**THE REQUEST**:
List all lines in the material below that contain "xlabel".
---- RECORDS FOR THE TASK
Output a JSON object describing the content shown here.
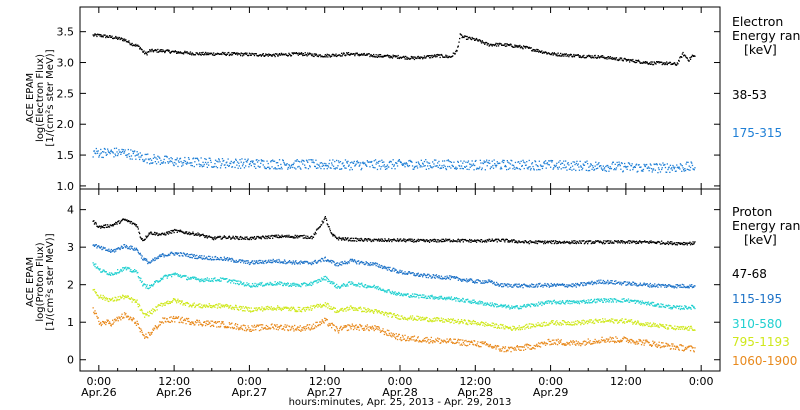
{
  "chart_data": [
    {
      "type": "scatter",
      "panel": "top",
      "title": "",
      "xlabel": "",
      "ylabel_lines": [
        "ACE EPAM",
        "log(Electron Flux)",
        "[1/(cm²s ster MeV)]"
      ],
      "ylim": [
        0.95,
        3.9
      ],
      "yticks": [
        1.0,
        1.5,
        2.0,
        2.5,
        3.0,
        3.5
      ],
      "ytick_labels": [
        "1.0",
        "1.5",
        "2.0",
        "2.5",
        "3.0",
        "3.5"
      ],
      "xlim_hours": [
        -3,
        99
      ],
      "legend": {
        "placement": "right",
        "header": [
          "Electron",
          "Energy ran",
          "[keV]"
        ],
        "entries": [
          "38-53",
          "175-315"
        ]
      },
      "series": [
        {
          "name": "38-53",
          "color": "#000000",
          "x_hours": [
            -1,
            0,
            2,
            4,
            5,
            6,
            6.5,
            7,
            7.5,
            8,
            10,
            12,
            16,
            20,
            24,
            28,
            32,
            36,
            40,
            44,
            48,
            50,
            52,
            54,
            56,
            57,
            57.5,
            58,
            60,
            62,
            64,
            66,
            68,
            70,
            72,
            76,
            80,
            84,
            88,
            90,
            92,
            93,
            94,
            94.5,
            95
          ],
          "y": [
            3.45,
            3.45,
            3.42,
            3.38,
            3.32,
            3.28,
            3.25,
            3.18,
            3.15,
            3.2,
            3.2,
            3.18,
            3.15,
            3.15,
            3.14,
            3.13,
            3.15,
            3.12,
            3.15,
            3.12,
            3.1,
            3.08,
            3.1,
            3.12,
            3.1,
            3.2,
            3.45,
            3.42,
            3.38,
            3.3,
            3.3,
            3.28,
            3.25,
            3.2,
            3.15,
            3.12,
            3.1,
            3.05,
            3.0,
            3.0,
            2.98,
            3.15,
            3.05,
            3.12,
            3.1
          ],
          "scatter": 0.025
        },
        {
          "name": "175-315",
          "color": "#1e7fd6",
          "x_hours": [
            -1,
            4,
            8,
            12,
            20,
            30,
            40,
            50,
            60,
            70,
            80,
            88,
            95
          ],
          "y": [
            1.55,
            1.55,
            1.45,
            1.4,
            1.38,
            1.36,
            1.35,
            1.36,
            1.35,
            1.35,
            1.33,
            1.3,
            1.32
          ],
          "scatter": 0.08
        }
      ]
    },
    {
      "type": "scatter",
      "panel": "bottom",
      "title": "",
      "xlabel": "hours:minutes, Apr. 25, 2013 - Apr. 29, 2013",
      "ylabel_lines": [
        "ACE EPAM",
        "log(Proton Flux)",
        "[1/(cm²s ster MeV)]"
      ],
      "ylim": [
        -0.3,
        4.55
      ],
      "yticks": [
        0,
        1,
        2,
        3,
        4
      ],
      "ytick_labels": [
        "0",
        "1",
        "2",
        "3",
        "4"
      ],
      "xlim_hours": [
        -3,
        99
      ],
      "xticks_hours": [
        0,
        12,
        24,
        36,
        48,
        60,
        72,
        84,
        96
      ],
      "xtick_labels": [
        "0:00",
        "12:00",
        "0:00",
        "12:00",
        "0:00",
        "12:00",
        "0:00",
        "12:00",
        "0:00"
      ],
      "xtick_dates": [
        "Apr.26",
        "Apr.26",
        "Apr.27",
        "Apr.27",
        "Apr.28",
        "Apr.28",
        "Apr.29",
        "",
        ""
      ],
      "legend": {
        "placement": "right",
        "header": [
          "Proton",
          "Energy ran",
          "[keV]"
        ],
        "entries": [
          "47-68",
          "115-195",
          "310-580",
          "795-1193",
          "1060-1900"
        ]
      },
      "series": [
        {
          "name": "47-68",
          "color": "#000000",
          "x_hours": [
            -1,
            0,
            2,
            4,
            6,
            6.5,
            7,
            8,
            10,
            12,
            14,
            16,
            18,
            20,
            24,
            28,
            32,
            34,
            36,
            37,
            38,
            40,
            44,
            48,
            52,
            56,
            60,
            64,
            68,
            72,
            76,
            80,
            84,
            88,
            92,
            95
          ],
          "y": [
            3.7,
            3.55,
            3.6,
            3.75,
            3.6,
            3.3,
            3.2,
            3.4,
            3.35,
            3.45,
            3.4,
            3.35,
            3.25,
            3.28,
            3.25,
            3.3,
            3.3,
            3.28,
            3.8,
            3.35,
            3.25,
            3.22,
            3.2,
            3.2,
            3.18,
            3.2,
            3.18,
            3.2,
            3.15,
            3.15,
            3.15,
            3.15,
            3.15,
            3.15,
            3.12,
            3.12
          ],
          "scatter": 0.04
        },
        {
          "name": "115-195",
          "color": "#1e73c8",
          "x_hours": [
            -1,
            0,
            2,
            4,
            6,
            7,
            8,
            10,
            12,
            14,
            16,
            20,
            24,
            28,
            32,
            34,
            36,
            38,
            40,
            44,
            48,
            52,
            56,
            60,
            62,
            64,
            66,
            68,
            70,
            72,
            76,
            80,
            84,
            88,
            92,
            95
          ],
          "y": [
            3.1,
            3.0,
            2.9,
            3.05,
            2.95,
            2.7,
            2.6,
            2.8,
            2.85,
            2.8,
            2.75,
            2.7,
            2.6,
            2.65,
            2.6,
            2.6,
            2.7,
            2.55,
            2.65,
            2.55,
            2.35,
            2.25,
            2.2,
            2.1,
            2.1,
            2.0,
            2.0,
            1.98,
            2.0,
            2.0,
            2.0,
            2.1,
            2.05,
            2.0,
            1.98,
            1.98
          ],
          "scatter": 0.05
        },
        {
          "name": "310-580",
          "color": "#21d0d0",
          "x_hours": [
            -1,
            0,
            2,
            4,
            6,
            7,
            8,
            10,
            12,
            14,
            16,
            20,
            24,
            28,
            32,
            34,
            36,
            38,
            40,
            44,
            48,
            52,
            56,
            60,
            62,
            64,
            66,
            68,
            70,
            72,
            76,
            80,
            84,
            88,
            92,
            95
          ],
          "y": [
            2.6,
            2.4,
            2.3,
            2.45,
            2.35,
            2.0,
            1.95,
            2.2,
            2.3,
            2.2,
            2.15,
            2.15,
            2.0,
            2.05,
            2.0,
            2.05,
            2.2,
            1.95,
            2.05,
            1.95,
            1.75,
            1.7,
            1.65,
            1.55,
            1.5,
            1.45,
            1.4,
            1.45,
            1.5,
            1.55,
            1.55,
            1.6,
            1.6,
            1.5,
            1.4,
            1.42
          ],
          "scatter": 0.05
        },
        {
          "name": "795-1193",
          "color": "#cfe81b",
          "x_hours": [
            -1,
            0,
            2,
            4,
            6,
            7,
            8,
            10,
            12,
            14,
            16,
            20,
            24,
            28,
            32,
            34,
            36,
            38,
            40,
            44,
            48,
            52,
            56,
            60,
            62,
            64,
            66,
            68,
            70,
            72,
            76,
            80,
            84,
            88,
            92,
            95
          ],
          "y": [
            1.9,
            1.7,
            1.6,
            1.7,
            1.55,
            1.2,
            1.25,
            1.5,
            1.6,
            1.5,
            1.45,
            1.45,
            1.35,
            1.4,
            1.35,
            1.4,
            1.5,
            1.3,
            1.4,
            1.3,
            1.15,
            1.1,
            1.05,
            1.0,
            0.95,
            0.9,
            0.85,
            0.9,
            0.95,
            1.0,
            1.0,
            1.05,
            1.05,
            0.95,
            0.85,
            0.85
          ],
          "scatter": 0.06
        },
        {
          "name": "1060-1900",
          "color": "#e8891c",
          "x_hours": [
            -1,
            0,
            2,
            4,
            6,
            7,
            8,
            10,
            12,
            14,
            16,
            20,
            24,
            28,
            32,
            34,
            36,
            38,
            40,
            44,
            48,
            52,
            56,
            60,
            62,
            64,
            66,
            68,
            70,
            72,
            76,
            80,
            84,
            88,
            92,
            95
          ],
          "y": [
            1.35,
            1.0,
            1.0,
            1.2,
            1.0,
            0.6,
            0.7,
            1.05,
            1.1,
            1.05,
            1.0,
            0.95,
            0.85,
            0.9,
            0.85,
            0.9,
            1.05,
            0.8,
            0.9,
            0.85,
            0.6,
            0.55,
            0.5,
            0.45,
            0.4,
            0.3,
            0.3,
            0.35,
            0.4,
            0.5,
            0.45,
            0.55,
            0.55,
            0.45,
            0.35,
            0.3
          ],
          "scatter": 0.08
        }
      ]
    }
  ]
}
--------
---- RECORDS FOR THE TASK
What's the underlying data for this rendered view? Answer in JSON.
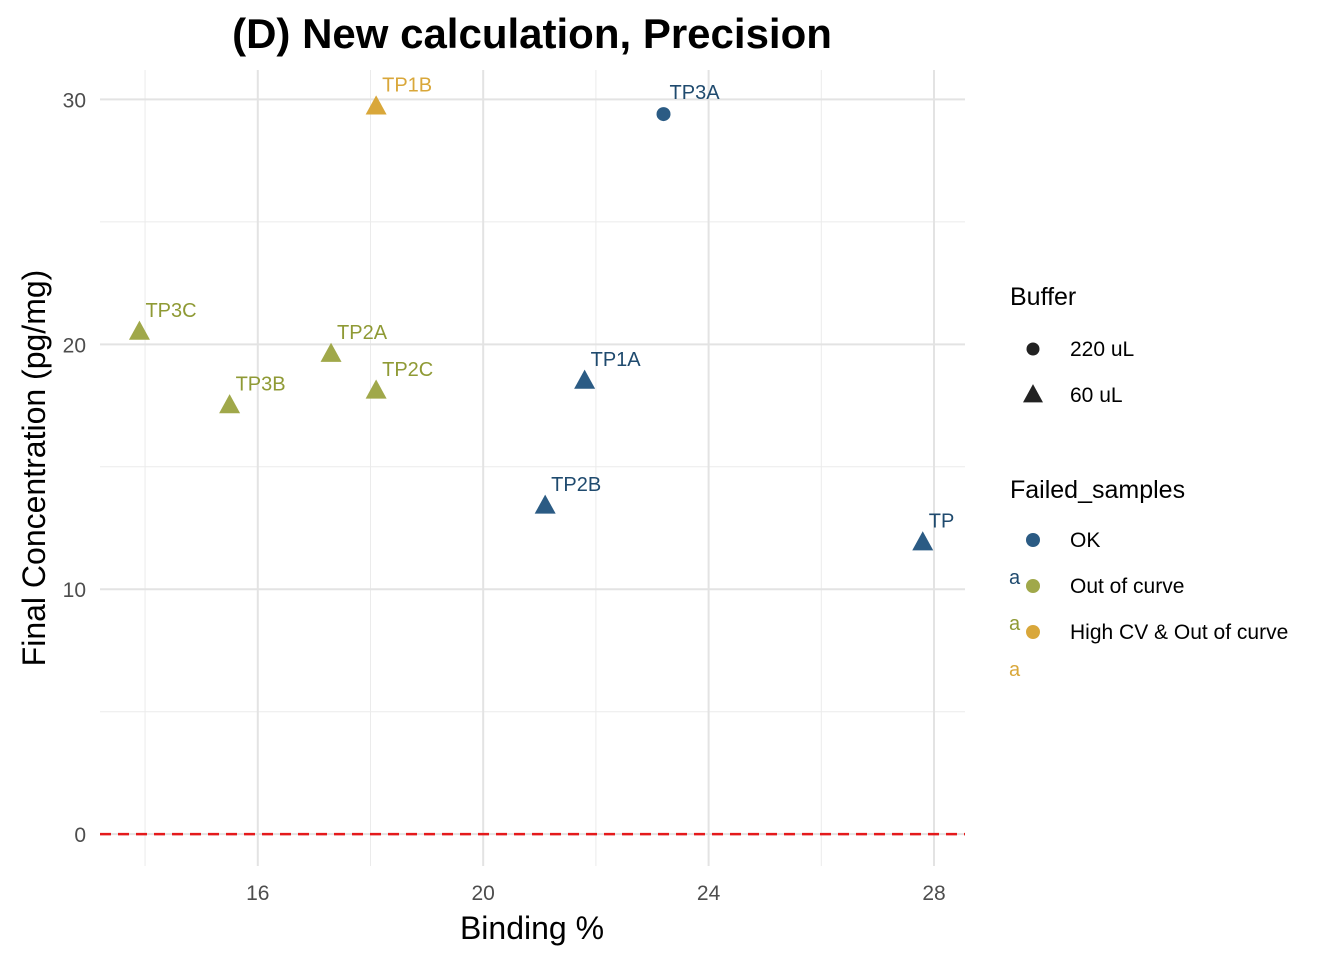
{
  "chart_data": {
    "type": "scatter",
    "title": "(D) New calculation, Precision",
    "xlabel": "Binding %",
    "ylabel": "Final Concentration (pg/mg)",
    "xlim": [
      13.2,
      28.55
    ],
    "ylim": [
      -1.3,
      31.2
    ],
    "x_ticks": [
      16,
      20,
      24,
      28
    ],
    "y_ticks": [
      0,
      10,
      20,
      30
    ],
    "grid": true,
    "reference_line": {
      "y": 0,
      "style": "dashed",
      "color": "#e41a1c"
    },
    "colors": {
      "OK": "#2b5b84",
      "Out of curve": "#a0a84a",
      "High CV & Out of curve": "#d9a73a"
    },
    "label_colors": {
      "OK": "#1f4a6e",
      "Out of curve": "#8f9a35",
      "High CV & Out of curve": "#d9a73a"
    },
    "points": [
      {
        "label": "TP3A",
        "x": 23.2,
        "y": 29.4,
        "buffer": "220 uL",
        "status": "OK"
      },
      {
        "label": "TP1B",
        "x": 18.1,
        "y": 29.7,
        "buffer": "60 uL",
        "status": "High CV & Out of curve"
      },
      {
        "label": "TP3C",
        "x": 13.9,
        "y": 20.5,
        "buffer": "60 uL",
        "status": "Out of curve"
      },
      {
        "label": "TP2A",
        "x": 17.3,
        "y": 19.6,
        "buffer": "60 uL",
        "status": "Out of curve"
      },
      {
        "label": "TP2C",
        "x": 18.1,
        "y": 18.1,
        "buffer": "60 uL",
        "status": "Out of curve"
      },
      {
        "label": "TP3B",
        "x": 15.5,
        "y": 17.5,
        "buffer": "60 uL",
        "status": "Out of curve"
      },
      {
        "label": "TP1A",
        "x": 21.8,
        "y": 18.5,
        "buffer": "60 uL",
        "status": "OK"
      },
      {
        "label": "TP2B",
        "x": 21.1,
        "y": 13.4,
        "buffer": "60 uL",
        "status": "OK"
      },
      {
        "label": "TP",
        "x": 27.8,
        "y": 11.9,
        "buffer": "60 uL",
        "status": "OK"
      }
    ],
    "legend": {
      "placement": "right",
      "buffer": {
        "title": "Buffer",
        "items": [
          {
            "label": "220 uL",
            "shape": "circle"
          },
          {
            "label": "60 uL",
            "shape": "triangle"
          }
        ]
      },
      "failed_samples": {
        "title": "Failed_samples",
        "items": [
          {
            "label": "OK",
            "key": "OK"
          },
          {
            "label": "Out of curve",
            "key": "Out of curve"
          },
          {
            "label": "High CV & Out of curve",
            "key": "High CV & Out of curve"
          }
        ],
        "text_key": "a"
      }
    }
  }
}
--------
---- RECORDS FOR THE TASK
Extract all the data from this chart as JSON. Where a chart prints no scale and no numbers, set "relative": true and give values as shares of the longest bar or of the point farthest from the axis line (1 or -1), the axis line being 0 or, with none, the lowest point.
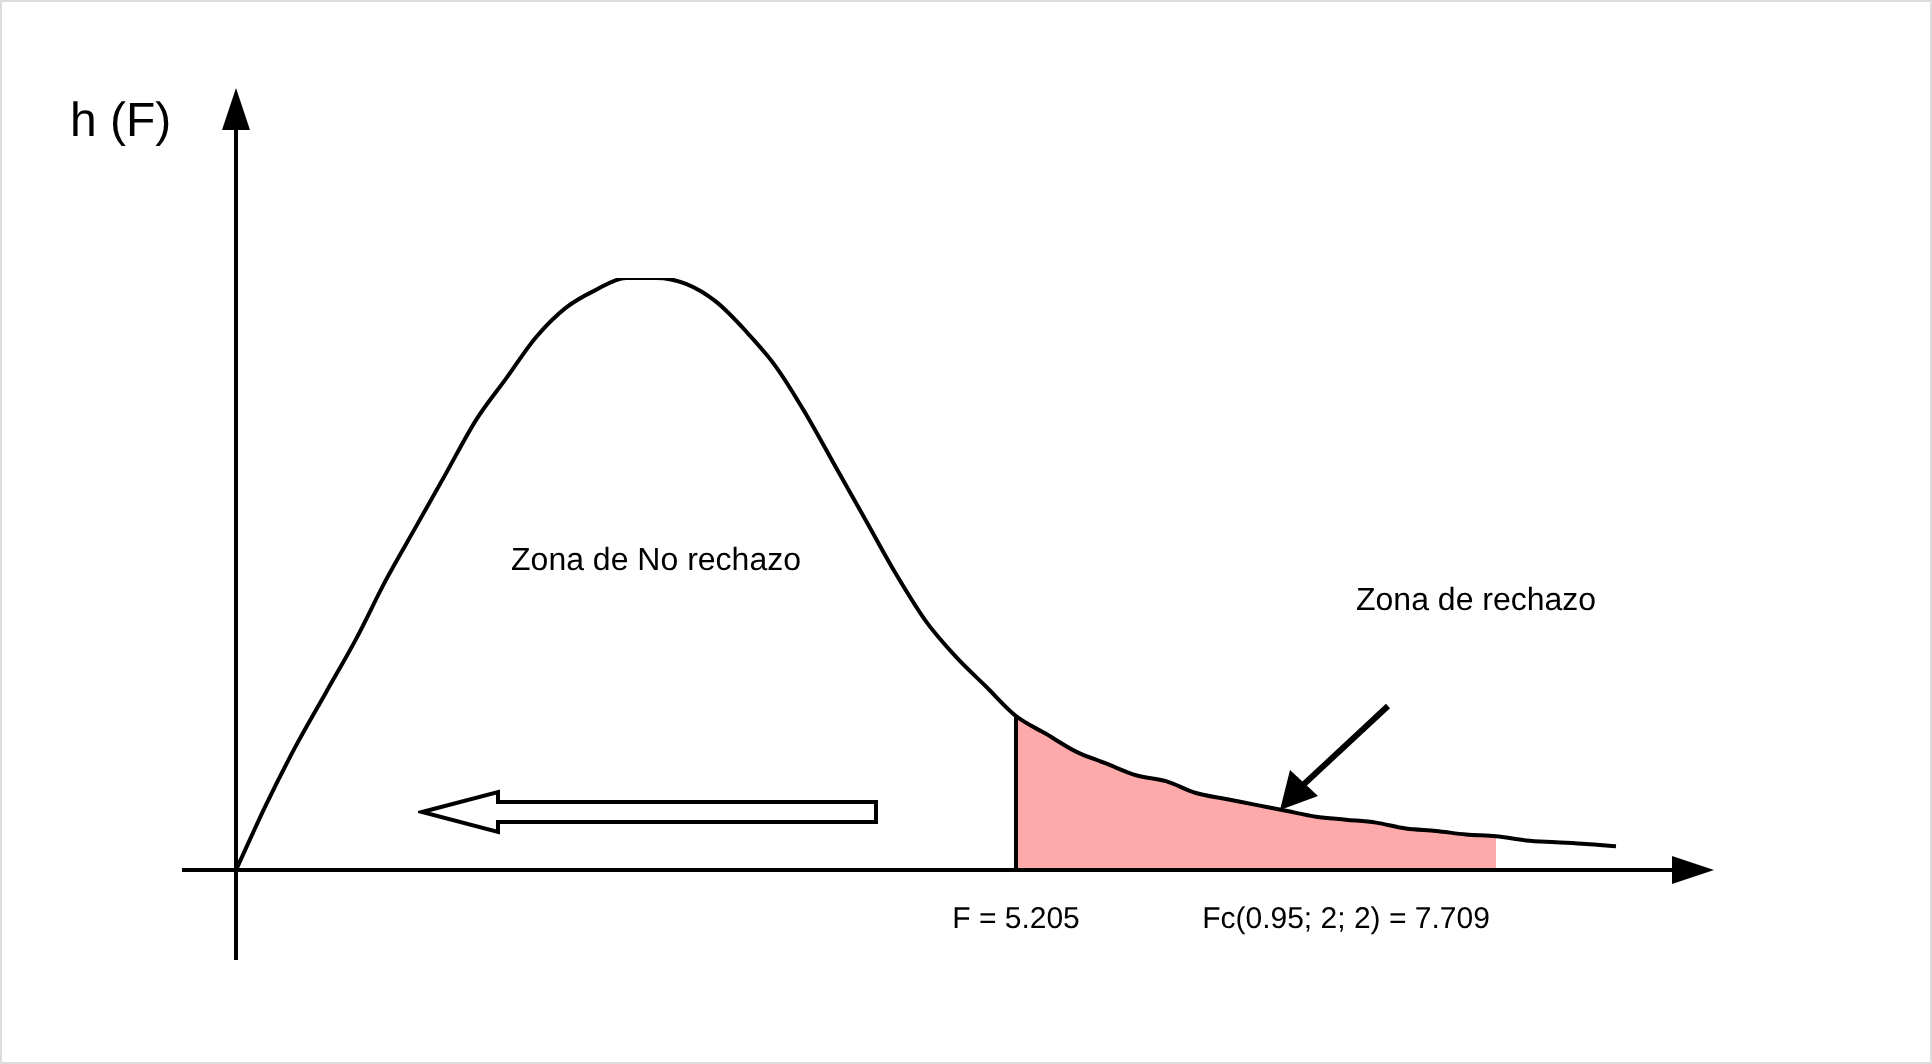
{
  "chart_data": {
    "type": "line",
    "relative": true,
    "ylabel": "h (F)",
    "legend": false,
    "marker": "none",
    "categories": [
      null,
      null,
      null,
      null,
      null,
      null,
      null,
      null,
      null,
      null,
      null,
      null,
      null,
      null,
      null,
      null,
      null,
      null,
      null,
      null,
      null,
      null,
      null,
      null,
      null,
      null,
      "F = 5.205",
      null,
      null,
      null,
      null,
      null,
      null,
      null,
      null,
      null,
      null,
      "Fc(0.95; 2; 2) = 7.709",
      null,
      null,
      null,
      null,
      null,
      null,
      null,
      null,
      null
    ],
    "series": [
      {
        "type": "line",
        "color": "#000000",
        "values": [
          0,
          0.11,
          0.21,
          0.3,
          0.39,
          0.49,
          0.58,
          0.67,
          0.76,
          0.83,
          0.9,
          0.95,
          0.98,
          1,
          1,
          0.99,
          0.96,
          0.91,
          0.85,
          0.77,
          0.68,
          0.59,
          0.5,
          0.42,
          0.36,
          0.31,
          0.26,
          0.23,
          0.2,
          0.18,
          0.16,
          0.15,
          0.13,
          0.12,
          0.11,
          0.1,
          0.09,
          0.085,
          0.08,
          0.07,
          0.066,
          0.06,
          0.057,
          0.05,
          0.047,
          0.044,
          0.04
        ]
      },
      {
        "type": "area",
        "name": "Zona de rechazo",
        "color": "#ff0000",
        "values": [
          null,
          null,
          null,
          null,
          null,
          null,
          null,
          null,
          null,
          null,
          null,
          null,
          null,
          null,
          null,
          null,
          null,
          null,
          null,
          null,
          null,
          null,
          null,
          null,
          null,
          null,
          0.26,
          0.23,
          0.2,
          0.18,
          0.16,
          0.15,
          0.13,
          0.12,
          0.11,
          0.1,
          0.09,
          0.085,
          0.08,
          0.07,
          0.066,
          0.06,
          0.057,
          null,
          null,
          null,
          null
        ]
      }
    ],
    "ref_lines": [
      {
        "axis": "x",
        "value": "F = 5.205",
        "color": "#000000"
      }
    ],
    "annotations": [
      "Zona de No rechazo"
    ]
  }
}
--------
**ANSWER FOR THE TASK**:
      "xlabel": "",
      "xlabel": "hours:minutes, Apr. 25, 2013 - Apr. 29, 2013",
    "xlabel": "Binding %",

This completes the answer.